(A block of data)
● ● ● ● ● ● ●
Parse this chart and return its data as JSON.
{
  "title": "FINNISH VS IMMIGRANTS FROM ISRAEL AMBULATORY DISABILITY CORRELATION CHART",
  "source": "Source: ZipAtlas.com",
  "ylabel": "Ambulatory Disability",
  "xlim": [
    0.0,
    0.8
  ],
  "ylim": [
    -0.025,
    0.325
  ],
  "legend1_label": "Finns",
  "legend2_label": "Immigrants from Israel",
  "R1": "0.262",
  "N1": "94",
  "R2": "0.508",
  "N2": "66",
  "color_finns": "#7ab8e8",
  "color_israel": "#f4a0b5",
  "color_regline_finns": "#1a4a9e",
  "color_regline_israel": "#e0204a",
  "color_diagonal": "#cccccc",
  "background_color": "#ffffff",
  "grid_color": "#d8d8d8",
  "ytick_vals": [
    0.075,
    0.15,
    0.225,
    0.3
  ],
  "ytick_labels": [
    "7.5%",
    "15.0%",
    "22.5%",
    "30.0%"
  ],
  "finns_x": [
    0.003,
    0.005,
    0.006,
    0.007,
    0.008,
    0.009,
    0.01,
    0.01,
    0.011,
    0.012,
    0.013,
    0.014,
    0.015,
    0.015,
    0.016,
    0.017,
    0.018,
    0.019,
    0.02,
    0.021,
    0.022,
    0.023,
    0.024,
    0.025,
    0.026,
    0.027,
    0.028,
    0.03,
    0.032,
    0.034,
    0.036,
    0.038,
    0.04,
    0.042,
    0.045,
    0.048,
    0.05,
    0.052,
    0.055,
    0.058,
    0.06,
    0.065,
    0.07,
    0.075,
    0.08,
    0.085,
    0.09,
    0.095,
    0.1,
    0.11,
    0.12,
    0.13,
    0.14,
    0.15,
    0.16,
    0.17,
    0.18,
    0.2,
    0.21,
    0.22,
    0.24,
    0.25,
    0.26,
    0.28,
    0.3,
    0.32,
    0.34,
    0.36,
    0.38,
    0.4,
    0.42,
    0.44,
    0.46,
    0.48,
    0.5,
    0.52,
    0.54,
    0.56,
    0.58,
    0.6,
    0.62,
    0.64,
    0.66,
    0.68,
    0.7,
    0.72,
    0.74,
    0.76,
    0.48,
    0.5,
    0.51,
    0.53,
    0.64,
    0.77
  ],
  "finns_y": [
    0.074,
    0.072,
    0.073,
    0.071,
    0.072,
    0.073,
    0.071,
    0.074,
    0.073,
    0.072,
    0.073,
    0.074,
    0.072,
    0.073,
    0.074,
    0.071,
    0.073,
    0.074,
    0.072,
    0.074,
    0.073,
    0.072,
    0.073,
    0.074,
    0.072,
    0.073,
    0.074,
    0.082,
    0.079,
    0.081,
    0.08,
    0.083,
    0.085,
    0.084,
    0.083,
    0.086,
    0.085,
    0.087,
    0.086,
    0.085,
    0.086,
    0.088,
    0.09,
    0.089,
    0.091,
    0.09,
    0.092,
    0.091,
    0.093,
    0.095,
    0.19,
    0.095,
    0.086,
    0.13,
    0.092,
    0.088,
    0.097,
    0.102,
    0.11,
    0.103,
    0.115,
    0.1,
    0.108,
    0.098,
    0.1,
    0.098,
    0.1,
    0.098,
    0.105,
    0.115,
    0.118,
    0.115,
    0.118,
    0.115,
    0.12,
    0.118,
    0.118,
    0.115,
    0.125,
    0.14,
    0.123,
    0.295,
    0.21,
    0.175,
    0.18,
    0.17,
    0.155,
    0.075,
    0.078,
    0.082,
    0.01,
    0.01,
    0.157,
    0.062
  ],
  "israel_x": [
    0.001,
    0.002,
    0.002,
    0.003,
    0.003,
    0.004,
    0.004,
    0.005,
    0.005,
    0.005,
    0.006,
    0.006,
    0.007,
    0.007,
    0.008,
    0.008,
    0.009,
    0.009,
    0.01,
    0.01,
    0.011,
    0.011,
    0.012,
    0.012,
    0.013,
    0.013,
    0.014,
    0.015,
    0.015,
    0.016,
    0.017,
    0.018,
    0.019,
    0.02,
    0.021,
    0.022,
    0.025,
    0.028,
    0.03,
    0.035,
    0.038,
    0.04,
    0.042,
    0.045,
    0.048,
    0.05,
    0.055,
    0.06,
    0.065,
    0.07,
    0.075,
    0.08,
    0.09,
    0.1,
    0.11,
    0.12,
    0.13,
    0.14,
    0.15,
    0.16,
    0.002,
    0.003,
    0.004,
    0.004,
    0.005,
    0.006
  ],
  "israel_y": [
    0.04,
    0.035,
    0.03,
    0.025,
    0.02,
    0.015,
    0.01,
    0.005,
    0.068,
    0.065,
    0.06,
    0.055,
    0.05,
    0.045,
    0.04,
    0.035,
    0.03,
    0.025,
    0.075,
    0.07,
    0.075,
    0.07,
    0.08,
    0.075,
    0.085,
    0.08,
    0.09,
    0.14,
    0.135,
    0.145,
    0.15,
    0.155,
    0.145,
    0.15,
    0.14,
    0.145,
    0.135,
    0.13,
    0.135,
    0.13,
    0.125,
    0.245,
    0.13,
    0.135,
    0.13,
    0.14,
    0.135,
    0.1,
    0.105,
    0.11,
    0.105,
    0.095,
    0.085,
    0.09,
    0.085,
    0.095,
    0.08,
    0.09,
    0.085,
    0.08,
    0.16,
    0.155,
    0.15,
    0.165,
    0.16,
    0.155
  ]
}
● ● ● ● ● ● ●
# WHAT IS ASKED
Would you reproduce all the entries exactly?

# CORRECT ANSWER
Parse this chart and return its data as JSON.
{
  "title": "FINNISH VS IMMIGRANTS FROM ISRAEL AMBULATORY DISABILITY CORRELATION CHART",
  "source": "Source: ZipAtlas.com",
  "ylabel": "Ambulatory Disability",
  "xlim": [
    0.0,
    0.8
  ],
  "ylim": [
    -0.025,
    0.325
  ],
  "legend1_label": "Finns",
  "legend2_label": "Immigrants from Israel",
  "R1": "0.262",
  "N1": "94",
  "R2": "0.508",
  "N2": "66",
  "color_finns": "#7ab8e8",
  "color_israel": "#f4a0b5",
  "color_regline_finns": "#1a4a9e",
  "color_regline_israel": "#e0204a",
  "color_diagonal": "#cccccc",
  "background_color": "#ffffff",
  "grid_color": "#d8d8d8",
  "ytick_vals": [
    0.075,
    0.15,
    0.225,
    0.3
  ],
  "ytick_labels": [
    "7.5%",
    "15.0%",
    "22.5%",
    "30.0%"
  ],
  "finns_x": [
    0.003,
    0.005,
    0.006,
    0.007,
    0.008,
    0.009,
    0.01,
    0.01,
    0.011,
    0.012,
    0.013,
    0.014,
    0.015,
    0.015,
    0.016,
    0.017,
    0.018,
    0.019,
    0.02,
    0.021,
    0.022,
    0.023,
    0.024,
    0.025,
    0.026,
    0.027,
    0.028,
    0.03,
    0.032,
    0.034,
    0.036,
    0.038,
    0.04,
    0.042,
    0.045,
    0.048,
    0.05,
    0.052,
    0.055,
    0.058,
    0.06,
    0.065,
    0.07,
    0.075,
    0.08,
    0.085,
    0.09,
    0.095,
    0.1,
    0.11,
    0.12,
    0.13,
    0.14,
    0.15,
    0.16,
    0.17,
    0.18,
    0.2,
    0.21,
    0.22,
    0.24,
    0.25,
    0.26,
    0.28,
    0.3,
    0.32,
    0.34,
    0.36,
    0.38,
    0.4,
    0.42,
    0.44,
    0.46,
    0.48,
    0.5,
    0.52,
    0.54,
    0.56,
    0.58,
    0.6,
    0.62,
    0.64,
    0.66,
    0.68,
    0.7,
    0.72,
    0.74,
    0.76,
    0.48,
    0.5,
    0.51,
    0.53,
    0.64,
    0.77
  ],
  "finns_y": [
    0.074,
    0.072,
    0.073,
    0.071,
    0.072,
    0.073,
    0.071,
    0.074,
    0.073,
    0.072,
    0.073,
    0.074,
    0.072,
    0.073,
    0.074,
    0.071,
    0.073,
    0.074,
    0.072,
    0.074,
    0.073,
    0.072,
    0.073,
    0.074,
    0.072,
    0.073,
    0.074,
    0.082,
    0.079,
    0.081,
    0.08,
    0.083,
    0.085,
    0.084,
    0.083,
    0.086,
    0.085,
    0.087,
    0.086,
    0.085,
    0.086,
    0.088,
    0.09,
    0.089,
    0.091,
    0.09,
    0.092,
    0.091,
    0.093,
    0.095,
    0.19,
    0.095,
    0.086,
    0.13,
    0.092,
    0.088,
    0.097,
    0.102,
    0.11,
    0.103,
    0.115,
    0.1,
    0.108,
    0.098,
    0.1,
    0.098,
    0.1,
    0.098,
    0.105,
    0.115,
    0.118,
    0.115,
    0.118,
    0.115,
    0.12,
    0.118,
    0.118,
    0.115,
    0.125,
    0.14,
    0.123,
    0.295,
    0.21,
    0.175,
    0.18,
    0.17,
    0.155,
    0.075,
    0.078,
    0.082,
    0.01,
    0.01,
    0.157,
    0.062
  ],
  "israel_x": [
    0.001,
    0.002,
    0.002,
    0.003,
    0.003,
    0.004,
    0.004,
    0.005,
    0.005,
    0.005,
    0.006,
    0.006,
    0.007,
    0.007,
    0.008,
    0.008,
    0.009,
    0.009,
    0.01,
    0.01,
    0.011,
    0.011,
    0.012,
    0.012,
    0.013,
    0.013,
    0.014,
    0.015,
    0.015,
    0.016,
    0.017,
    0.018,
    0.019,
    0.02,
    0.021,
    0.022,
    0.025,
    0.028,
    0.03,
    0.035,
    0.038,
    0.04,
    0.042,
    0.045,
    0.048,
    0.05,
    0.055,
    0.06,
    0.065,
    0.07,
    0.075,
    0.08,
    0.09,
    0.1,
    0.11,
    0.12,
    0.13,
    0.14,
    0.15,
    0.16,
    0.002,
    0.003,
    0.004,
    0.004,
    0.005,
    0.006
  ],
  "israel_y": [
    0.04,
    0.035,
    0.03,
    0.025,
    0.02,
    0.015,
    0.01,
    0.005,
    0.068,
    0.065,
    0.06,
    0.055,
    0.05,
    0.045,
    0.04,
    0.035,
    0.03,
    0.025,
    0.075,
    0.07,
    0.075,
    0.07,
    0.08,
    0.075,
    0.085,
    0.08,
    0.09,
    0.14,
    0.135,
    0.145,
    0.15,
    0.155,
    0.145,
    0.15,
    0.14,
    0.145,
    0.135,
    0.13,
    0.135,
    0.13,
    0.125,
    0.245,
    0.13,
    0.135,
    0.13,
    0.14,
    0.135,
    0.1,
    0.105,
    0.11,
    0.105,
    0.095,
    0.085,
    0.09,
    0.085,
    0.095,
    0.08,
    0.09,
    0.085,
    0.08,
    0.16,
    0.155,
    0.15,
    0.165,
    0.16,
    0.155
  ]
}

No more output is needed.